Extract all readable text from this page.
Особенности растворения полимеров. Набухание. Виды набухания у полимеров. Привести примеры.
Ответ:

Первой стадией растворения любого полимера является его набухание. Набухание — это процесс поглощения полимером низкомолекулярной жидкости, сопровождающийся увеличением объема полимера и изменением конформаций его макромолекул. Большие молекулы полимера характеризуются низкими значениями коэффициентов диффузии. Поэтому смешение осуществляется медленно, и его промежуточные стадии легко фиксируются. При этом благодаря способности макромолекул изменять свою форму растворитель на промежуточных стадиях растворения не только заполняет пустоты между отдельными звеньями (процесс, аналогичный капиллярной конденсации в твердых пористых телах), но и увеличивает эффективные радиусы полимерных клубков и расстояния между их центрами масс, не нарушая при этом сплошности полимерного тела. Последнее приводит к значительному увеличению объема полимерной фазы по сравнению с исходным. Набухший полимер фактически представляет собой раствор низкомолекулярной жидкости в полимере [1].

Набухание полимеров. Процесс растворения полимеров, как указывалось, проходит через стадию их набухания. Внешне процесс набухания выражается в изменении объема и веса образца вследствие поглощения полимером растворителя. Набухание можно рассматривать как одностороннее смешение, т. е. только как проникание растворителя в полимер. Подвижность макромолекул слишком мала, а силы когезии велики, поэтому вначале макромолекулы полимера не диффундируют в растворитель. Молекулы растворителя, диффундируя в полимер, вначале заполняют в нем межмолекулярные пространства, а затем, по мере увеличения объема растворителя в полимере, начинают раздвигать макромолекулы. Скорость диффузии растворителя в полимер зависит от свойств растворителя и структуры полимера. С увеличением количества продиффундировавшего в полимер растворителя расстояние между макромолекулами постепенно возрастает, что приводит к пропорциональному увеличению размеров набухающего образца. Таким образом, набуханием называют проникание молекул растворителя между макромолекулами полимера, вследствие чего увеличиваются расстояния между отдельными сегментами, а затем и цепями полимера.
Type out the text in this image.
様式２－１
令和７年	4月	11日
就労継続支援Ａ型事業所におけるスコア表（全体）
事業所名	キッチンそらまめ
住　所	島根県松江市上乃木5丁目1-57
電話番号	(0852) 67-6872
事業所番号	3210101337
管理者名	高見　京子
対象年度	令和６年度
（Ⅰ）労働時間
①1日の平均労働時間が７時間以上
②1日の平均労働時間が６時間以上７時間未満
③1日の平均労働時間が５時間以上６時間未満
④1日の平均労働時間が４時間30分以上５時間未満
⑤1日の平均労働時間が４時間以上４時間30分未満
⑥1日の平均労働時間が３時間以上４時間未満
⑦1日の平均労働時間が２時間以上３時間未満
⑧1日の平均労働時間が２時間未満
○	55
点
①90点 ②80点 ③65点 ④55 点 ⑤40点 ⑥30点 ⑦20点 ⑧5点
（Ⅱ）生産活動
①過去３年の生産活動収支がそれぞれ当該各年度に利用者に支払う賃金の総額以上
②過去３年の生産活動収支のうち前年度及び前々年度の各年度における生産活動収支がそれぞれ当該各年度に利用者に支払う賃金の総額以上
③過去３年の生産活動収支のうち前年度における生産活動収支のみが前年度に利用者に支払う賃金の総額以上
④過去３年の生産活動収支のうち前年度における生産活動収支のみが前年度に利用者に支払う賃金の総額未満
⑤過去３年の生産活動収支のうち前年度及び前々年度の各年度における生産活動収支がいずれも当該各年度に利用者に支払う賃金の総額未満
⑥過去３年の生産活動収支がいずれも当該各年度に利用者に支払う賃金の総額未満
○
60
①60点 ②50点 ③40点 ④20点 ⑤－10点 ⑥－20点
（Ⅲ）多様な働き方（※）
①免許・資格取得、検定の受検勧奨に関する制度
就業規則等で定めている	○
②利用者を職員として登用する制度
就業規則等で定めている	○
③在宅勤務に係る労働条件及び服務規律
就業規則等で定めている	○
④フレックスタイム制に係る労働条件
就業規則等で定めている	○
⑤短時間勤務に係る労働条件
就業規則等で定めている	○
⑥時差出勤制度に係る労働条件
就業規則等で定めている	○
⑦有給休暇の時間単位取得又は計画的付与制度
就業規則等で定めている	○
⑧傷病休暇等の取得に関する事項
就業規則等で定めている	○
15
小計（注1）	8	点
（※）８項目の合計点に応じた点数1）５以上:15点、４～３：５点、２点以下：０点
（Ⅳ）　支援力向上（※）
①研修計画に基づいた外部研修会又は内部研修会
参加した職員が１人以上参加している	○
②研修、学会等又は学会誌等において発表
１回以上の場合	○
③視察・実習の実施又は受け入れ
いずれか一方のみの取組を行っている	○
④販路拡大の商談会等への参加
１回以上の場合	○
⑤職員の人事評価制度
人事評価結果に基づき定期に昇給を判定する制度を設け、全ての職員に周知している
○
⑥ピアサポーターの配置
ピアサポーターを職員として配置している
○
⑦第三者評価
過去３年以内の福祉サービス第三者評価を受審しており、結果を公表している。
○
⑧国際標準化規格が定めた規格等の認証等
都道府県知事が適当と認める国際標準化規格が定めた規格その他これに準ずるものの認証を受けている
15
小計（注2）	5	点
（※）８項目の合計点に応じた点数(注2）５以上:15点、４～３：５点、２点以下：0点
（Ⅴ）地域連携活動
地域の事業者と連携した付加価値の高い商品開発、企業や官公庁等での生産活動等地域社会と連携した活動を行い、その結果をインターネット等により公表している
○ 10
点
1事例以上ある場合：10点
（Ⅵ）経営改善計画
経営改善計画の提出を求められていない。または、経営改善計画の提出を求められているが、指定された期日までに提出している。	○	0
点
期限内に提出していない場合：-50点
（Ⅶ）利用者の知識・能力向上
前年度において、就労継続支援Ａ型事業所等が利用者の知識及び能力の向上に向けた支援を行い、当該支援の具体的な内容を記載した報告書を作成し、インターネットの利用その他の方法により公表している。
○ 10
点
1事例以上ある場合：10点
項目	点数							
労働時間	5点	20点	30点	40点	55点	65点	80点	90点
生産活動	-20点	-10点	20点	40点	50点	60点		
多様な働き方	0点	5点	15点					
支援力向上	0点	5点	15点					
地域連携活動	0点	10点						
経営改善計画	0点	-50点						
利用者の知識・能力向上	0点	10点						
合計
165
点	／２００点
# # #
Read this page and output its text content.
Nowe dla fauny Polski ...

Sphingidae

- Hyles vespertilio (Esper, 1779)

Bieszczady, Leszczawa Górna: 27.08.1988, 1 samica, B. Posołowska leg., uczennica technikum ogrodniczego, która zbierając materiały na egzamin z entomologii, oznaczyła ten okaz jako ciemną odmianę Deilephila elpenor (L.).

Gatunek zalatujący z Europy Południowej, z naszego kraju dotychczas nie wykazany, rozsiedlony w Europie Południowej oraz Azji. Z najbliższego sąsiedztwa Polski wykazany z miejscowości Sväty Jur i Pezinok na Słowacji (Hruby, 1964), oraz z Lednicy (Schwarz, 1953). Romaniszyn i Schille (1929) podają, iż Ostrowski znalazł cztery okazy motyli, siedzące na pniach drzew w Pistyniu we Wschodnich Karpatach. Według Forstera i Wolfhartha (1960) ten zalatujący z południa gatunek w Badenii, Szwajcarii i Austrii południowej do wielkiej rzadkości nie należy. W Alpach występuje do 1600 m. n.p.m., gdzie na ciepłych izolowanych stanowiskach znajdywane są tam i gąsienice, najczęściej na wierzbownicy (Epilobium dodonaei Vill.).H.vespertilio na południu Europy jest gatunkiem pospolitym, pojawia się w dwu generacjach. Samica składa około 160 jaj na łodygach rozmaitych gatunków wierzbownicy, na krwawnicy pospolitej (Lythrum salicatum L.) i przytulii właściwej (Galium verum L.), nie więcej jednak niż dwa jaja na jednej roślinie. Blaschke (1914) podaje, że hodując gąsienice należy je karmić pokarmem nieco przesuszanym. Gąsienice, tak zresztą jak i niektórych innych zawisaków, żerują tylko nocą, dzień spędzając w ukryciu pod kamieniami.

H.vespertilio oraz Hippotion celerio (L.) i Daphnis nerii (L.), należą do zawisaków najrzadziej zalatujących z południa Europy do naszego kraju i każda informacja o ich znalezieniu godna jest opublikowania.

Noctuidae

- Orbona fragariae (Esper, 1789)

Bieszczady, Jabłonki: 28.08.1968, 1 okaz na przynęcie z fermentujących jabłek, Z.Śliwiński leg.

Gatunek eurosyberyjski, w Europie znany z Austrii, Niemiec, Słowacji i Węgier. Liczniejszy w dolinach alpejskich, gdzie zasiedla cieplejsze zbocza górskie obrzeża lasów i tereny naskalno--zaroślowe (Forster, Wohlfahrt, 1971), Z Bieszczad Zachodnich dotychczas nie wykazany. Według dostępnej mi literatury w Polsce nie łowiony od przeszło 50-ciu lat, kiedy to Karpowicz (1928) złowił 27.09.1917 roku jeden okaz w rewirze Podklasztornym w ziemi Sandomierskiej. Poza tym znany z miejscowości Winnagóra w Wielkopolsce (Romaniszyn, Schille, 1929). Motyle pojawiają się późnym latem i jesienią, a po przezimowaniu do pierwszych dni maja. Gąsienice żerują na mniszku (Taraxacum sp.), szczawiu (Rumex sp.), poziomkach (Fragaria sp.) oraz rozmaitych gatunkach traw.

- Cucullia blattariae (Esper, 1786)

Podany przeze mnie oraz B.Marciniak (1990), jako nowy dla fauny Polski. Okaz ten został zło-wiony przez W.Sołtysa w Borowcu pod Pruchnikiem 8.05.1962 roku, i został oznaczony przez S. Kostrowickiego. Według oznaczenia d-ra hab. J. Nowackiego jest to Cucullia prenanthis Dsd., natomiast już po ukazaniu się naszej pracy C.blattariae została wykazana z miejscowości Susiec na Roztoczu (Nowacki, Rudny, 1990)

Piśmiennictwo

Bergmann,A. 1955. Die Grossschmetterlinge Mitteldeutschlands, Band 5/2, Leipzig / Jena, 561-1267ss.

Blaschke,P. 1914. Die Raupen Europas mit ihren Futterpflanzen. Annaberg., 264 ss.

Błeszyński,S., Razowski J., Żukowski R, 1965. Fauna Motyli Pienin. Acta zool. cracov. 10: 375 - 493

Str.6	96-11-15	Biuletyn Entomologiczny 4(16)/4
# # #
## Goal
Identify every line holding the word "Bieszczady" and copy it out.

## Answer to this problem
Bieszczady, Leszczawa Górna: 27.08.1988, 1 samica, B. Posołowska leg., uczennica technikum ogrodniczego, która zbierając materiały na egzamin z entomologii, oznaczyła ten okaz jako ciemną odmianę Deilephila elpenor (L.).
Bieszczady, Jabłonki: 28.08.1968, 1 okaz na przynęcie z fermentujących jabłek, Z.Śliwiński leg.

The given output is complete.